__Textauszug__.
· · · · · · ·

Vielleicht sollte man umschulen und auch einfach nur Kunst produzieren. Das Leben müsste danach wirklich toll sein, zumindest versprechen das The toten Crackhuren im Kofferraum. „Geniale Asoziale – so smart und arbeitsscheu“ und natürlich hat man als Kunstschaffender „immer frei“. Bevor man jedoch Geniale Asoziale hört, so versprechen sie, dass die eigenen Maßstäbe erstmal zu vergessen sind. Egal, was man macht oder gemacht hat – „nicht so wie mit diesem“ (Age of Sternburg). Große Worte sind das, man muss nach dem Hören jedoch zugeben, dass die Band nicht den Mund sehr weit aufreißt, sondern auch halten kann, was sie verspricht. Und wenn Bela B. der Band seine Stimme leiht, kann das Ganze auch nicht so falsch sein.

Ob man nun von kaputter Liebe singt, die entweder zu schnell zu schal wird (Klaus), man sie unter einem Berg von Müll verbuddelt hat (Du fehlst mir) oder man einfach bei wem landen will, der einem nützlich wäre, aber einen nicht für standesgemäß hält und diesen dann bestalkt (Heute Nacht). Dreckige Wäsche wird dann auch noch gewaschen, die von vergangenen Untaten nicht sauber gehen will. Richtig crazy wird es dann bei Last Unicorn, Wir werden heute Nacht nicht nüchtern und Verrückt bleiben bitte, mit denen man auch gleichzeitigig den richtigen Kommentar zur heutigen Feierkultur Anfang gerade volljährig gewordener mitliefert. Wie man mit Fremdgehern umgeht, wird dagegen in Kopf Knie erläutert und Ich brauche keine Wohnung erzählt dann auch mal von richtig hässlichen Seiten der Stadt in sehr schönen Worten. Zum Schluss gibt es noch eine hämische Hommage an Schlager-Elektro mit Loveboat Kapitän.

· · · · · · ·

__Arbeitsauftrag A__. Zähle alle Lieder auf, die laut der Albumkritik zu „Geniale Asoziale“ von kaputter Liebe handeln.
__Arbeitsauftrag B__. Wer leiht der Band laut der Albumkritik zu „Geniale Asoziale“ seine Stimme?
__Arbeitsauftrag C__. Führe die Albumkritik zu „Geniale Asoziale“ im selben Ton nach ihrem letzten Satz weiter.

Einträge im Datensatz:
· · · · · · ·

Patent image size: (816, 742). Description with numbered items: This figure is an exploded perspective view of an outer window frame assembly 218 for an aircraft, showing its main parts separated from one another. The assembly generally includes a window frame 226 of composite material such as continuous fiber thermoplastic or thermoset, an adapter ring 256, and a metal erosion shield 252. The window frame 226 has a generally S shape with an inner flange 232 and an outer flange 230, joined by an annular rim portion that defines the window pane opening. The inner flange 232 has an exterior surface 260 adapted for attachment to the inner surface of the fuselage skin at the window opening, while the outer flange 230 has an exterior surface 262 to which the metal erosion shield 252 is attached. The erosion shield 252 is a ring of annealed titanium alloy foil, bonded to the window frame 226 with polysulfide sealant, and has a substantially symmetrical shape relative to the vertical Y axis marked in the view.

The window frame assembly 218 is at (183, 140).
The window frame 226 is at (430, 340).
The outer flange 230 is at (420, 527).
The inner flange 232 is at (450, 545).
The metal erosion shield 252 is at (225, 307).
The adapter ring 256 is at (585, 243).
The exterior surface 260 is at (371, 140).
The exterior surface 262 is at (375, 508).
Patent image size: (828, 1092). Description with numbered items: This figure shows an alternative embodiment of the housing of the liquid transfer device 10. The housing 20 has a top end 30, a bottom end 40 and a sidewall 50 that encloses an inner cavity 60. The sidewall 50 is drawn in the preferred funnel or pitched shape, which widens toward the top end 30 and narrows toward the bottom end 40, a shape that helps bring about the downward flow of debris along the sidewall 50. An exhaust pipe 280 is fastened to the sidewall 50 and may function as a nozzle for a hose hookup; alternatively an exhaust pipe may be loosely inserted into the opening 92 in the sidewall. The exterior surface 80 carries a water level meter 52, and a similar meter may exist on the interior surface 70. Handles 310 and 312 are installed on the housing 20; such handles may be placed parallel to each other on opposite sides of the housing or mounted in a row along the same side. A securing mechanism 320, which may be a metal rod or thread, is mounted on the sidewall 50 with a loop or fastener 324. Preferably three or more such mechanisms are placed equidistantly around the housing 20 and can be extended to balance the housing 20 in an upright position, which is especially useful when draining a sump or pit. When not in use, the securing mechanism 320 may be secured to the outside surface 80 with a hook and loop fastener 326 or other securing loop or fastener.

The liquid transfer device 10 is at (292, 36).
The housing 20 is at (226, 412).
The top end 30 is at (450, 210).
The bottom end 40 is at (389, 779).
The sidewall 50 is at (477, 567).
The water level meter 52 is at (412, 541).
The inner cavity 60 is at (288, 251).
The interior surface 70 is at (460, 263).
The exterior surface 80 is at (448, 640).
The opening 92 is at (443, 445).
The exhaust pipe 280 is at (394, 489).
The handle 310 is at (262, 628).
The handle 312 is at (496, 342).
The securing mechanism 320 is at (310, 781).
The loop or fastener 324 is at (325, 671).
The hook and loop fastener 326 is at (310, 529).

· · · · · · ·

__Antwortfeld A__. Klaus, Du fehlst mir, Heute Nacht

__Antwortfeld B__. Bela B.

__Antwortfeld C__.
Mit Mama ich blute zeigen The toten Crackhuren im Kofferraum jedenfalls all jenen Mädchen, die sich für ach so frech und schlagfertig halten, jetzt wo sie ihr Abi geschafft haben, wie es richtig geht. Ein wunderbar spaßiges und trashiges Elektropunk-Album, das für viele wahrscheinlich immer haarschaarf am Abgrund des guten Geschmacks entlang schifft, aber gerade deswegen einen so wunderbaren Reiz in sich trägt.